— Begin Stored rows —

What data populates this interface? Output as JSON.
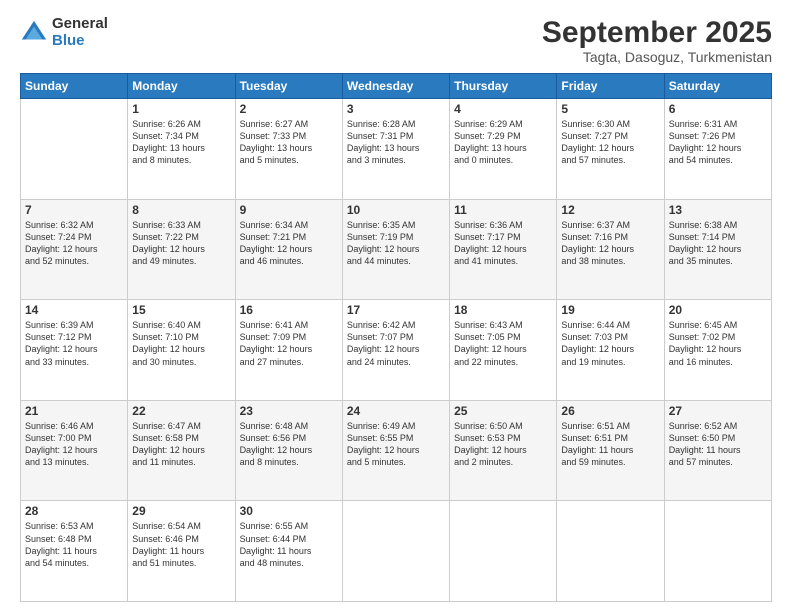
{
  "logo": {
    "general": "General",
    "blue": "Blue"
  },
  "title": "September 2025",
  "subtitle": "Tagta, Dasoguz, Turkmenistan",
  "headers": [
    "Sunday",
    "Monday",
    "Tuesday",
    "Wednesday",
    "Thursday",
    "Friday",
    "Saturday"
  ],
  "weeks": [
    [
      {
        "num": "",
        "info": ""
      },
      {
        "num": "1",
        "info": "Sunrise: 6:26 AM\nSunset: 7:34 PM\nDaylight: 13 hours\nand 8 minutes."
      },
      {
        "num": "2",
        "info": "Sunrise: 6:27 AM\nSunset: 7:33 PM\nDaylight: 13 hours\nand 5 minutes."
      },
      {
        "num": "3",
        "info": "Sunrise: 6:28 AM\nSunset: 7:31 PM\nDaylight: 13 hours\nand 3 minutes."
      },
      {
        "num": "4",
        "info": "Sunrise: 6:29 AM\nSunset: 7:29 PM\nDaylight: 13 hours\nand 0 minutes."
      },
      {
        "num": "5",
        "info": "Sunrise: 6:30 AM\nSunset: 7:27 PM\nDaylight: 12 hours\nand 57 minutes."
      },
      {
        "num": "6",
        "info": "Sunrise: 6:31 AM\nSunset: 7:26 PM\nDaylight: 12 hours\nand 54 minutes."
      }
    ],
    [
      {
        "num": "7",
        "info": "Sunrise: 6:32 AM\nSunset: 7:24 PM\nDaylight: 12 hours\nand 52 minutes."
      },
      {
        "num": "8",
        "info": "Sunrise: 6:33 AM\nSunset: 7:22 PM\nDaylight: 12 hours\nand 49 minutes."
      },
      {
        "num": "9",
        "info": "Sunrise: 6:34 AM\nSunset: 7:21 PM\nDaylight: 12 hours\nand 46 minutes."
      },
      {
        "num": "10",
        "info": "Sunrise: 6:35 AM\nSunset: 7:19 PM\nDaylight: 12 hours\nand 44 minutes."
      },
      {
        "num": "11",
        "info": "Sunrise: 6:36 AM\nSunset: 7:17 PM\nDaylight: 12 hours\nand 41 minutes."
      },
      {
        "num": "12",
        "info": "Sunrise: 6:37 AM\nSunset: 7:16 PM\nDaylight: 12 hours\nand 38 minutes."
      },
      {
        "num": "13",
        "info": "Sunrise: 6:38 AM\nSunset: 7:14 PM\nDaylight: 12 hours\nand 35 minutes."
      }
    ],
    [
      {
        "num": "14",
        "info": "Sunrise: 6:39 AM\nSunset: 7:12 PM\nDaylight: 12 hours\nand 33 minutes."
      },
      {
        "num": "15",
        "info": "Sunrise: 6:40 AM\nSunset: 7:10 PM\nDaylight: 12 hours\nand 30 minutes."
      },
      {
        "num": "16",
        "info": "Sunrise: 6:41 AM\nSunset: 7:09 PM\nDaylight: 12 hours\nand 27 minutes."
      },
      {
        "num": "17",
        "info": "Sunrise: 6:42 AM\nSunset: 7:07 PM\nDaylight: 12 hours\nand 24 minutes."
      },
      {
        "num": "18",
        "info": "Sunrise: 6:43 AM\nSunset: 7:05 PM\nDaylight: 12 hours\nand 22 minutes."
      },
      {
        "num": "19",
        "info": "Sunrise: 6:44 AM\nSunset: 7:03 PM\nDaylight: 12 hours\nand 19 minutes."
      },
      {
        "num": "20",
        "info": "Sunrise: 6:45 AM\nSunset: 7:02 PM\nDaylight: 12 hours\nand 16 minutes."
      }
    ],
    [
      {
        "num": "21",
        "info": "Sunrise: 6:46 AM\nSunset: 7:00 PM\nDaylight: 12 hours\nand 13 minutes."
      },
      {
        "num": "22",
        "info": "Sunrise: 6:47 AM\nSunset: 6:58 PM\nDaylight: 12 hours\nand 11 minutes."
      },
      {
        "num": "23",
        "info": "Sunrise: 6:48 AM\nSunset: 6:56 PM\nDaylight: 12 hours\nand 8 minutes."
      },
      {
        "num": "24",
        "info": "Sunrise: 6:49 AM\nSunset: 6:55 PM\nDaylight: 12 hours\nand 5 minutes."
      },
      {
        "num": "25",
        "info": "Sunrise: 6:50 AM\nSunset: 6:53 PM\nDaylight: 12 hours\nand 2 minutes."
      },
      {
        "num": "26",
        "info": "Sunrise: 6:51 AM\nSunset: 6:51 PM\nDaylight: 11 hours\nand 59 minutes."
      },
      {
        "num": "27",
        "info": "Sunrise: 6:52 AM\nSunset: 6:50 PM\nDaylight: 11 hours\nand 57 minutes."
      }
    ],
    [
      {
        "num": "28",
        "info": "Sunrise: 6:53 AM\nSunset: 6:48 PM\nDaylight: 11 hours\nand 54 minutes."
      },
      {
        "num": "29",
        "info": "Sunrise: 6:54 AM\nSunset: 6:46 PM\nDaylight: 11 hours\nand 51 minutes."
      },
      {
        "num": "30",
        "info": "Sunrise: 6:55 AM\nSunset: 6:44 PM\nDaylight: 11 hours\nand 48 minutes."
      },
      {
        "num": "",
        "info": ""
      },
      {
        "num": "",
        "info": ""
      },
      {
        "num": "",
        "info": ""
      },
      {
        "num": "",
        "info": ""
      }
    ]
  ]
}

— End Stored rows —

__Task objective__
The records above need to be given again exactly. Omit the pictures.

__Finished exercise__
What data populates this interface? Output as JSON.
{
  "logo": {
    "general": "General",
    "blue": "Blue"
  },
  "title": "September 2025",
  "subtitle": "Tagta, Dasoguz, Turkmenistan",
  "headers": [
    "Sunday",
    "Monday",
    "Tuesday",
    "Wednesday",
    "Thursday",
    "Friday",
    "Saturday"
  ],
  "weeks": [
    [
      {
        "num": "",
        "info": ""
      },
      {
        "num": "1",
        "info": "Sunrise: 6:26 AM\nSunset: 7:34 PM\nDaylight: 13 hours\nand 8 minutes."
      },
      {
        "num": "2",
        "info": "Sunrise: 6:27 AM\nSunset: 7:33 PM\nDaylight: 13 hours\nand 5 minutes."
      },
      {
        "num": "3",
        "info": "Sunrise: 6:28 AM\nSunset: 7:31 PM\nDaylight: 13 hours\nand 3 minutes."
      },
      {
        "num": "4",
        "info": "Sunrise: 6:29 AM\nSunset: 7:29 PM\nDaylight: 13 hours\nand 0 minutes."
      },
      {
        "num": "5",
        "info": "Sunrise: 6:30 AM\nSunset: 7:27 PM\nDaylight: 12 hours\nand 57 minutes."
      },
      {
        "num": "6",
        "info": "Sunrise: 6:31 AM\nSunset: 7:26 PM\nDaylight: 12 hours\nand 54 minutes."
      }
    ],
    [
      {
        "num": "7",
        "info": "Sunrise: 6:32 AM\nSunset: 7:24 PM\nDaylight: 12 hours\nand 52 minutes."
      },
      {
        "num": "8",
        "info": "Sunrise: 6:33 AM\nSunset: 7:22 PM\nDaylight: 12 hours\nand 49 minutes."
      },
      {
        "num": "9",
        "info": "Sunrise: 6:34 AM\nSunset: 7:21 PM\nDaylight: 12 hours\nand 46 minutes."
      },
      {
        "num": "10",
        "info": "Sunrise: 6:35 AM\nSunset: 7:19 PM\nDaylight: 12 hours\nand 44 minutes."
      },
      {
        "num": "11",
        "info": "Sunrise: 6:36 AM\nSunset: 7:17 PM\nDaylight: 12 hours\nand 41 minutes."
      },
      {
        "num": "12",
        "info": "Sunrise: 6:37 AM\nSunset: 7:16 PM\nDaylight: 12 hours\nand 38 minutes."
      },
      {
        "num": "13",
        "info": "Sunrise: 6:38 AM\nSunset: 7:14 PM\nDaylight: 12 hours\nand 35 minutes."
      }
    ],
    [
      {
        "num": "14",
        "info": "Sunrise: 6:39 AM\nSunset: 7:12 PM\nDaylight: 12 hours\nand 33 minutes."
      },
      {
        "num": "15",
        "info": "Sunrise: 6:40 AM\nSunset: 7:10 PM\nDaylight: 12 hours\nand 30 minutes."
      },
      {
        "num": "16",
        "info": "Sunrise: 6:41 AM\nSunset: 7:09 PM\nDaylight: 12 hours\nand 27 minutes."
      },
      {
        "num": "17",
        "info": "Sunrise: 6:42 AM\nSunset: 7:07 PM\nDaylight: 12 hours\nand 24 minutes."
      },
      {
        "num": "18",
        "info": "Sunrise: 6:43 AM\nSunset: 7:05 PM\nDaylight: 12 hours\nand 22 minutes."
      },
      {
        "num": "19",
        "info": "Sunrise: 6:44 AM\nSunset: 7:03 PM\nDaylight: 12 hours\nand 19 minutes."
      },
      {
        "num": "20",
        "info": "Sunrise: 6:45 AM\nSunset: 7:02 PM\nDaylight: 12 hours\nand 16 minutes."
      }
    ],
    [
      {
        "num": "21",
        "info": "Sunrise: 6:46 AM\nSunset: 7:00 PM\nDaylight: 12 hours\nand 13 minutes."
      },
      {
        "num": "22",
        "info": "Sunrise: 6:47 AM\nSunset: 6:58 PM\nDaylight: 12 hours\nand 11 minutes."
      },
      {
        "num": "23",
        "info": "Sunrise: 6:48 AM\nSunset: 6:56 PM\nDaylight: 12 hours\nand 8 minutes."
      },
      {
        "num": "24",
        "info": "Sunrise: 6:49 AM\nSunset: 6:55 PM\nDaylight: 12 hours\nand 5 minutes."
      },
      {
        "num": "25",
        "info": "Sunrise: 6:50 AM\nSunset: 6:53 PM\nDaylight: 12 hours\nand 2 minutes."
      },
      {
        "num": "26",
        "info": "Sunrise: 6:51 AM\nSunset: 6:51 PM\nDaylight: 11 hours\nand 59 minutes."
      },
      {
        "num": "27",
        "info": "Sunrise: 6:52 AM\nSunset: 6:50 PM\nDaylight: 11 hours\nand 57 minutes."
      }
    ],
    [
      {
        "num": "28",
        "info": "Sunrise: 6:53 AM\nSunset: 6:48 PM\nDaylight: 11 hours\nand 54 minutes."
      },
      {
        "num": "29",
        "info": "Sunrise: 6:54 AM\nSunset: 6:46 PM\nDaylight: 11 hours\nand 51 minutes."
      },
      {
        "num": "30",
        "info": "Sunrise: 6:55 AM\nSunset: 6:44 PM\nDaylight: 11 hours\nand 48 minutes."
      },
      {
        "num": "",
        "info": ""
      },
      {
        "num": "",
        "info": ""
      },
      {
        "num": "",
        "info": ""
      },
      {
        "num": "",
        "info": ""
      }
    ]
  ]
}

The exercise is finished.